Quickstart Deployment Pack

Forum|Forum|9 hours ago
February 11, 2026
1 reply
20 views

Aashutosh Chaubey
Practitioner

Overview

The Quickstart Deployment Pack (DP) is a comprehensive solution designed to bootstrap a Cognite Data Fusion (CDF) project with a robust, production-ready foundation. It provides a curated set of modules that handle everything from infrastructure setup and data modeling to data ingestion, contextualization, and quality reporting.

This guide explains how to install, configure, and use the Quickstart DP to accelerate your industrial digital twin development.

The Quickstart DP consists of several integrated modules. Below is a detailed guide to each major component.

1. CDF Common Module

Purpose: Establishes the foundational infrastructure required by all other modules. It ensures consistency across environments by provisioning shared resources.

Key Components:

Data Spaces: Provisions dedicated spaces for data instances (demo.Space) and function execution (functions.Space).
Datasets: Creates the demo.DataSet used to organize transformations, functions, and workflows.
RAW Databases: Sets up source.DataBase for raw ingestion and contextualization_state.DataBase for tracking process states.
Direct Relation Writer Function: A specialized CDF Function that converts approved annotations into permanent direct relations in the data model.
Extraction Pipeline: Manages the configuration for the relation writer job, including mappings between file annotations and target entities.
..........
> _PROBLEM REQUIREMENTS_
Decide whether each statement agrees with the forum post on the Quickstart Deployment Pack, answering yes or no and quoting the deciding words from the post. 1. The CDF Common Module sets up a RAW database for tracking process states. 2. The Direct Relation Writer Function converts every annotation into a direct relation. 3. Function execution is given the demo.Space.

> _DATA LINES_
..........
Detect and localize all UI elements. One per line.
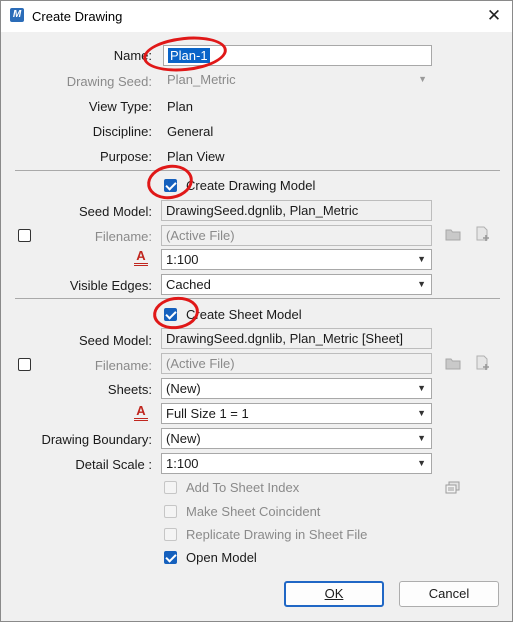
add-to-sheet-index-checkbox[interactable] bbox=[164, 481, 177, 494]
drawing-seed-label: Drawing Seed: bbox=[66, 74, 152, 89]
replicate-drawing-label: Replicate Drawing in Sheet File bbox=[186, 527, 368, 542]
annotation-scale-icon: A bbox=[136, 248, 146, 263]
annotation-scale-dropdown[interactable]: Full Size 1 = 1 ▼ bbox=[161, 403, 432, 424]
chevron-down-icon: ▼ bbox=[417, 279, 426, 289]
create-sheet-model-checkbox[interactable] bbox=[164, 308, 177, 321]
discipline-value: General bbox=[167, 124, 214, 139]
sheet-filename-checkbox[interactable] bbox=[18, 358, 31, 371]
sheet-filename-field: (Active File) bbox=[161, 353, 432, 374]
drawing-filename-field: (Active File) bbox=[161, 225, 432, 246]
drawing-boundary-value: (New) bbox=[166, 431, 201, 446]
app-icon: M bbox=[10, 8, 24, 22]
cancel-button[interactable]: Cancel bbox=[399, 581, 499, 607]
sheet-seed-model-label: Seed Model: bbox=[79, 333, 152, 348]
drawing-seed-model-label: Seed Model: bbox=[79, 204, 152, 219]
sheets-label: Sheets: bbox=[107, 382, 152, 397]
view-type-label: View Type: bbox=[88, 99, 152, 114]
purpose-label: Purpose: bbox=[99, 149, 152, 164]
sheet-index-icon[interactable] bbox=[445, 481, 461, 495]
create-drawing-dialog: M Create Drawing ✕ Name: Plan-1 Drawing … bbox=[0, 0, 513, 622]
drawing-scale-dropdown[interactable]: 1:100 ▼ bbox=[161, 249, 432, 270]
annotation-scale-icon-underline bbox=[134, 263, 148, 266]
chevron-down-icon: ▼ bbox=[417, 408, 426, 418]
new-file-icon[interactable] bbox=[475, 355, 491, 371]
ok-button-label: OK bbox=[324, 586, 344, 601]
make-sheet-coincident-checkbox[interactable] bbox=[164, 505, 177, 518]
open-model-label: Open Model bbox=[186, 550, 257, 565]
annotation-scale-icon-underline bbox=[134, 418, 148, 421]
make-sheet-coincident-label: Make Sheet Coincident bbox=[186, 504, 321, 519]
add-to-sheet-index-label: Add To Sheet Index bbox=[186, 480, 300, 495]
separator bbox=[15, 170, 500, 171]
annotation-scale-value: Full Size 1 = 1 bbox=[166, 406, 249, 421]
replicate-drawing-checkbox[interactable] bbox=[164, 528, 177, 541]
chevron-down-icon: ▼ bbox=[417, 458, 426, 468]
chevron-down-icon: ▼ bbox=[417, 383, 426, 393]
close-button[interactable]: ✕ bbox=[480, 3, 508, 29]
drawing-boundary-label: Drawing Boundary: bbox=[41, 432, 152, 447]
title-bar: M Create Drawing ✕ bbox=[1, 1, 512, 32]
drawing-boundary-dropdown[interactable]: (New) ▼ bbox=[161, 428, 432, 449]
create-drawing-model-label: Create Drawing Model bbox=[186, 178, 316, 193]
chevron-down-icon: ▼ bbox=[417, 254, 426, 264]
create-sheet-model-label: Create Sheet Model bbox=[186, 307, 302, 322]
chevron-down-icon: ▼ bbox=[417, 433, 426, 443]
name-label: Name: bbox=[113, 48, 152, 63]
sheet-filename-label: Filename: bbox=[94, 358, 152, 373]
visible-edges-value: Cached bbox=[166, 277, 211, 292]
name-input[interactable]: Plan-1 bbox=[163, 45, 432, 66]
view-type-value: Plan bbox=[167, 99, 194, 114]
chevron-down-icon: ▼ bbox=[418, 74, 427, 84]
purpose-value: Plan View bbox=[167, 149, 225, 164]
sheets-dropdown[interactable]: (New) ▼ bbox=[161, 378, 432, 399]
drawing-filename-checkbox[interactable] bbox=[18, 229, 31, 242]
detail-scale-dropdown[interactable]: 1:100 ▼ bbox=[161, 453, 432, 474]
visible-edges-dropdown[interactable]: Cached ▼ bbox=[161, 274, 432, 295]
sheets-value: (New) bbox=[166, 381, 201, 396]
window-title: Create Drawing bbox=[32, 9, 123, 24]
folder-icon[interactable] bbox=[445, 356, 461, 370]
drawing-seed-dropdown[interactable]: Plan_Metric ▼ bbox=[163, 70, 432, 91]
folder-icon[interactable] bbox=[445, 227, 461, 241]
create-drawing-model-checkbox[interactable] bbox=[164, 179, 177, 192]
ok-button[interactable]: OK bbox=[284, 581, 384, 607]
detail-scale-label: Detail Scale : bbox=[75, 457, 152, 472]
drawing-filename-label: Filename: bbox=[94, 229, 152, 244]
open-model-checkbox[interactable] bbox=[164, 551, 177, 564]
sheet-seed-model-field: DrawingSeed.dgnlib, Plan_Metric [Sheet] bbox=[161, 328, 432, 349]
separator bbox=[15, 298, 500, 299]
drawing-seed-model-field: DrawingSeed.dgnlib, Plan_Metric bbox=[161, 200, 432, 221]
new-file-icon[interactable] bbox=[475, 226, 491, 242]
annotation-scale-icon: A bbox=[136, 403, 146, 418]
drawing-seed-value: Plan_Metric bbox=[167, 72, 236, 87]
detail-scale-value: 1:100 bbox=[166, 456, 199, 471]
name-value: Plan-1 bbox=[168, 48, 210, 63]
drawing-scale-value: 1:100 bbox=[166, 252, 199, 267]
discipline-label: Discipline: bbox=[92, 124, 152, 139]
visible-edges-label: Visible Edges: bbox=[69, 278, 152, 293]
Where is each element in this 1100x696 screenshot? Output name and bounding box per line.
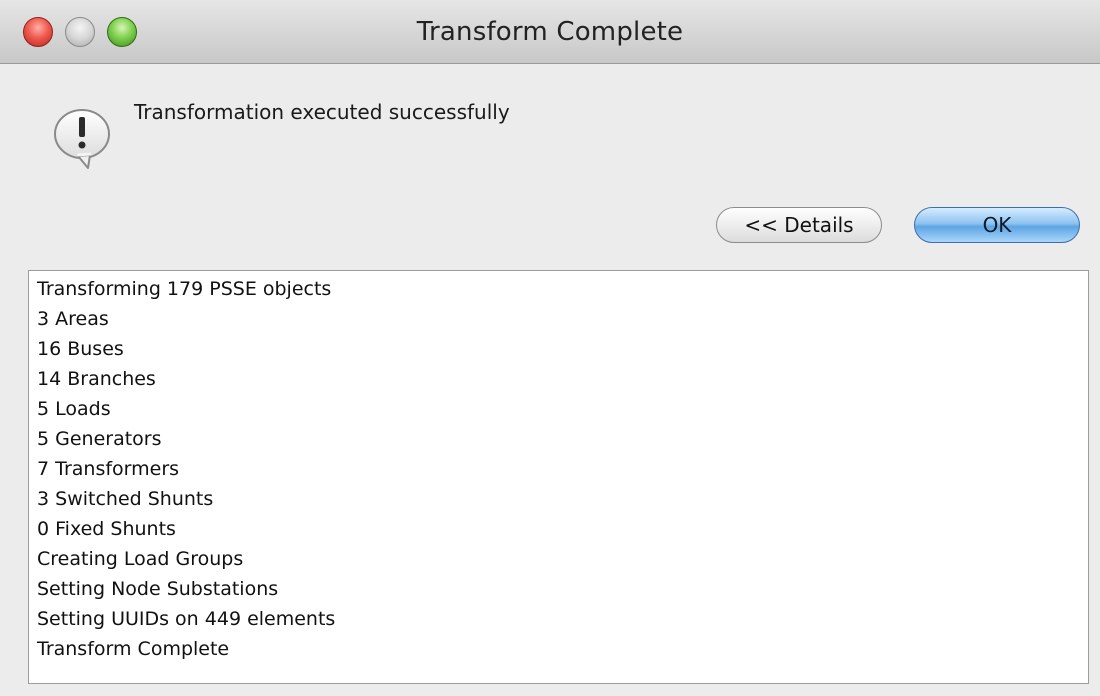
log-line: 7 Transformers xyxy=(37,458,180,480)
log-line: Transforming 179 PSSE objects xyxy=(37,278,332,300)
log-line: 5 Generators xyxy=(37,428,162,450)
window-title: Transform Complete xyxy=(416,17,684,47)
log-line: Setting Node Substations xyxy=(37,578,279,600)
log-line: 0 Fixed Shunts xyxy=(37,518,176,540)
log-line: 16 Buses xyxy=(37,338,124,360)
exclamation-speech-bubble-icon xyxy=(50,106,114,172)
dialog-message: Transformation executed successfully xyxy=(134,100,510,124)
log-line: 3 Switched Shunts xyxy=(37,488,214,510)
log-line: Transform Complete xyxy=(37,638,230,660)
title-bar[interactable]: Transform Complete xyxy=(0,0,1100,64)
details-log[interactable]: Transforming 179 PSSE objects 3 Areas 16… xyxy=(28,270,1089,684)
log-line: Creating Load Groups xyxy=(37,548,244,570)
ok-button[interactable]: OK xyxy=(914,207,1080,243)
dialog-window: Transform Complete Transformation execut… xyxy=(0,0,1100,696)
log-line: 14 Branches xyxy=(37,368,156,390)
log-line: 5 Loads xyxy=(37,398,111,420)
log-line: 3 Areas xyxy=(37,308,109,330)
log-line: Setting UUIDs on 449 elements xyxy=(37,608,336,630)
details-button[interactable]: << Details xyxy=(716,207,882,243)
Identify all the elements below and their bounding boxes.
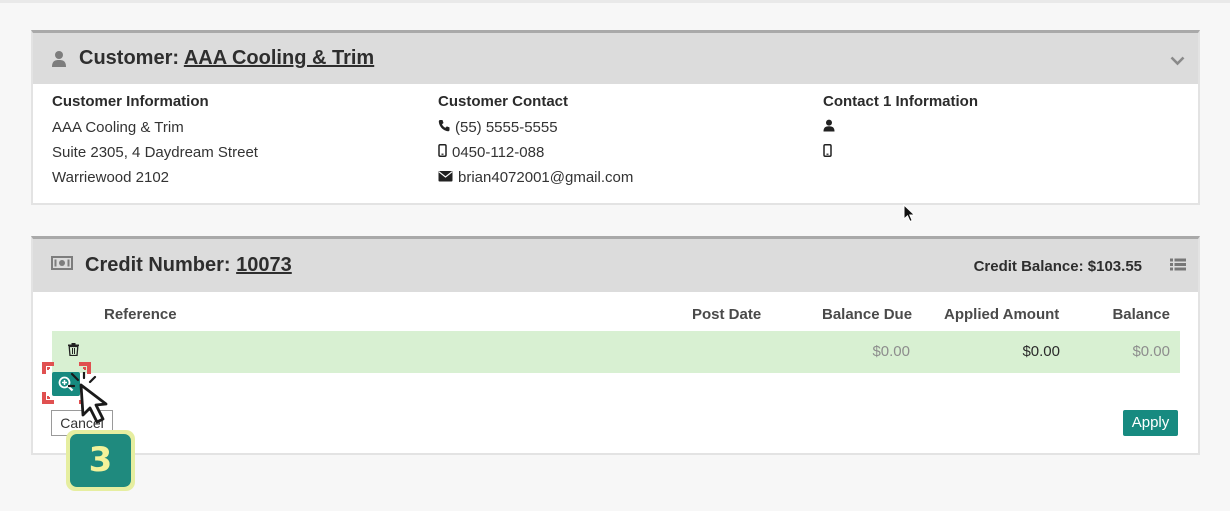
- customer-panel: Customer: AAA Cooling & Trim Customer In…: [31, 30, 1200, 205]
- person-icon: [823, 115, 840, 140]
- customer-contact-column: Customer Contact (55) 5555-5555 0450-112…: [438, 92, 633, 190]
- customer-label: Customer:: [79, 47, 180, 69]
- top-divider: [0, 0, 1230, 3]
- column-balance: Balance: [1112, 306, 1170, 323]
- table-row: $0.00 $0.00 $0.00: [52, 331, 1180, 373]
- apply-button[interactable]: Apply: [1123, 410, 1178, 436]
- mouse-pointer-icon: [903, 203, 917, 229]
- credit-label: Credit Number:: [85, 254, 231, 276]
- list-icon[interactable]: [1170, 258, 1186, 276]
- row-balance: $0.00: [1132, 343, 1170, 360]
- customer-contact-heading: Customer Contact: [438, 93, 569, 110]
- contact1-heading: Contact 1 Information: [823, 93, 979, 110]
- step-number: 3: [70, 434, 131, 487]
- person-icon: [51, 50, 67, 68]
- table-header: Reference Post Date Balance Due Applied …: [52, 306, 1180, 328]
- row-applied-amount[interactable]: $0.00: [1022, 343, 1060, 360]
- customer-panel-header[interactable]: Customer: AAA Cooling & Trim: [33, 33, 1198, 84]
- email-row: brian4072001@gmail.com: [438, 165, 633, 190]
- address-line-3: Warriewood 2102: [52, 169, 170, 186]
- phone-icon: [438, 115, 455, 140]
- column-applied-amount: Applied Amount: [944, 306, 1060, 323]
- column-reference: Reference: [104, 306, 177, 323]
- credit-panel-header: Credit Number: 10073 Credit Balance: $10…: [33, 239, 1198, 292]
- column-post-date: Post Date: [692, 306, 762, 323]
- contact1-mobile-row: [823, 140, 978, 165]
- address-line-1: AAA Cooling & Trim: [52, 119, 184, 136]
- mobile-number[interactable]: 0450-112-088: [452, 140, 544, 165]
- chevron-down-icon[interactable]: [1170, 53, 1185, 71]
- credit-balance: Credit Balance: $103.55: [973, 258, 1142, 275]
- phone-number[interactable]: (55) 5555-5555: [455, 115, 558, 140]
- credit-title: Credit Number: 10073: [85, 254, 292, 277]
- column-balance-due: Balance Due: [822, 306, 913, 323]
- money-icon: [51, 256, 73, 275]
- credit-number-link[interactable]: 10073: [236, 254, 292, 276]
- phone-row: (55) 5555-5555: [438, 115, 633, 140]
- customer-info-heading: Customer Information: [52, 93, 209, 110]
- mobile-icon: [438, 140, 452, 165]
- credit-panel: Credit Number: 10073 Credit Balance: $10…: [31, 236, 1200, 455]
- customer-title: Customer: AAA Cooling & Trim: [79, 47, 374, 70]
- customer-info-column: Customer Information AAA Cooling & Trim …: [52, 92, 258, 190]
- address-line-2: Suite 2305, 4 Daydream Street: [52, 144, 258, 161]
- trash-icon[interactable]: [68, 343, 79, 360]
- mobile-icon: [823, 140, 837, 165]
- email-address[interactable]: brian4072001@gmail.com: [458, 165, 633, 190]
- contact1-column: Contact 1 Information: [823, 92, 978, 165]
- row-balance-due: $0.00: [872, 343, 910, 360]
- envelope-icon: [438, 165, 458, 190]
- contact1-person-row: [823, 115, 978, 140]
- cursor-icon: [66, 370, 120, 431]
- mobile-row: 0450-112-088: [438, 140, 633, 165]
- customer-name-link[interactable]: AAA Cooling & Trim: [184, 47, 374, 69]
- step-badge: 3: [66, 430, 135, 491]
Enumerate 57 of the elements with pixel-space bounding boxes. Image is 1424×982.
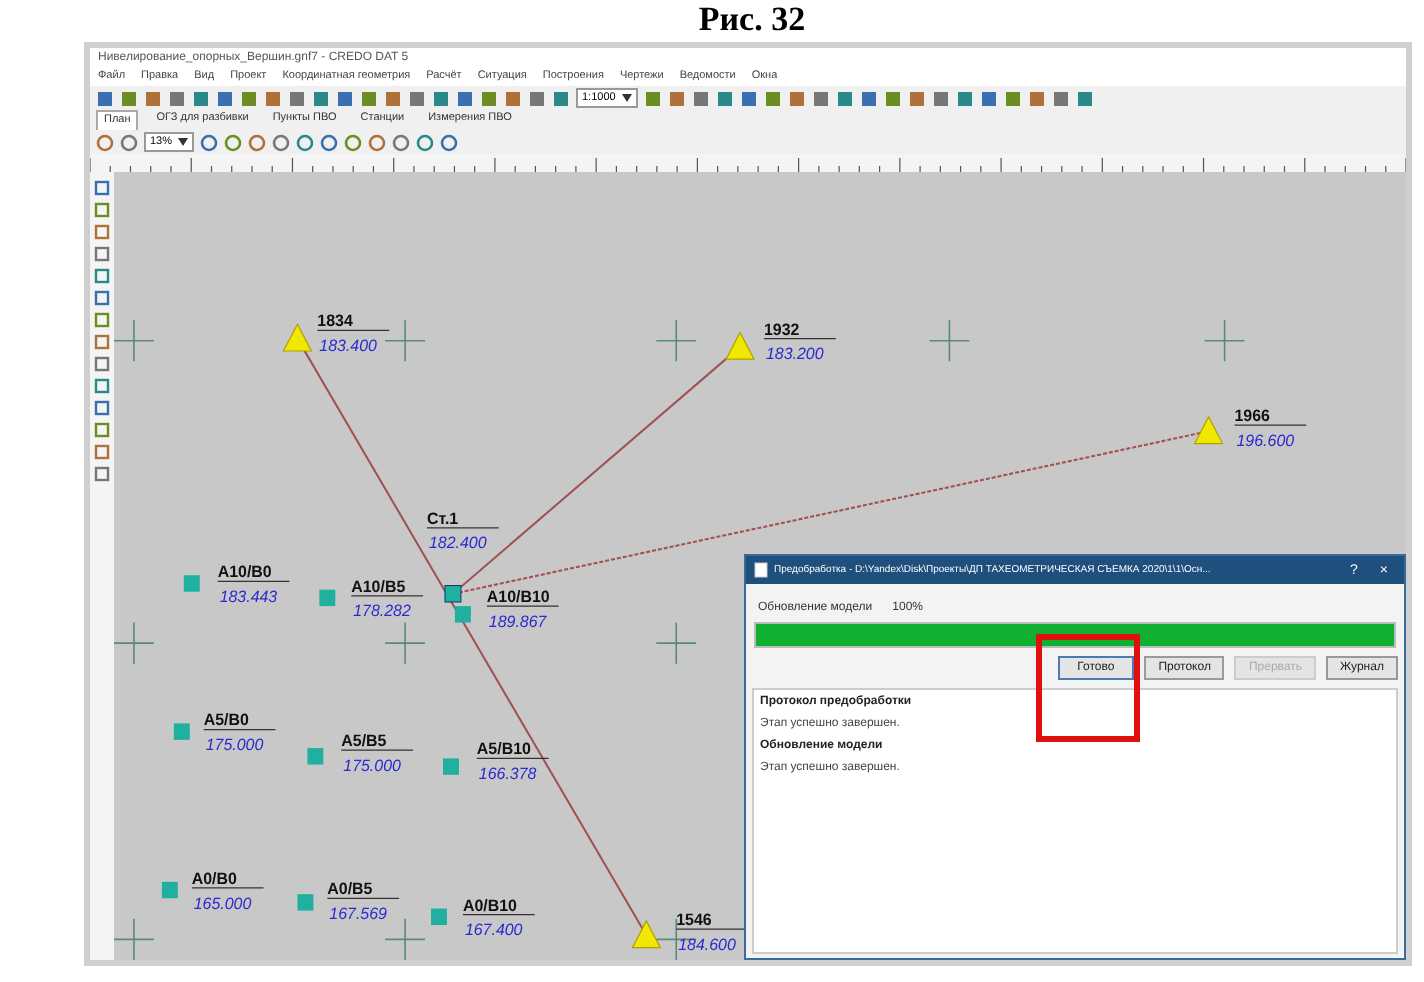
..........
> _RESULT OF THE TASK_
1. Yes: "contextualization_state.DataBase for tracking process states"
2. No: "converts approved annotations into permanent direct relations in the data model"
3. No: "dedicated spaces for data instances (demo.Space) and function execution (functions.Space)"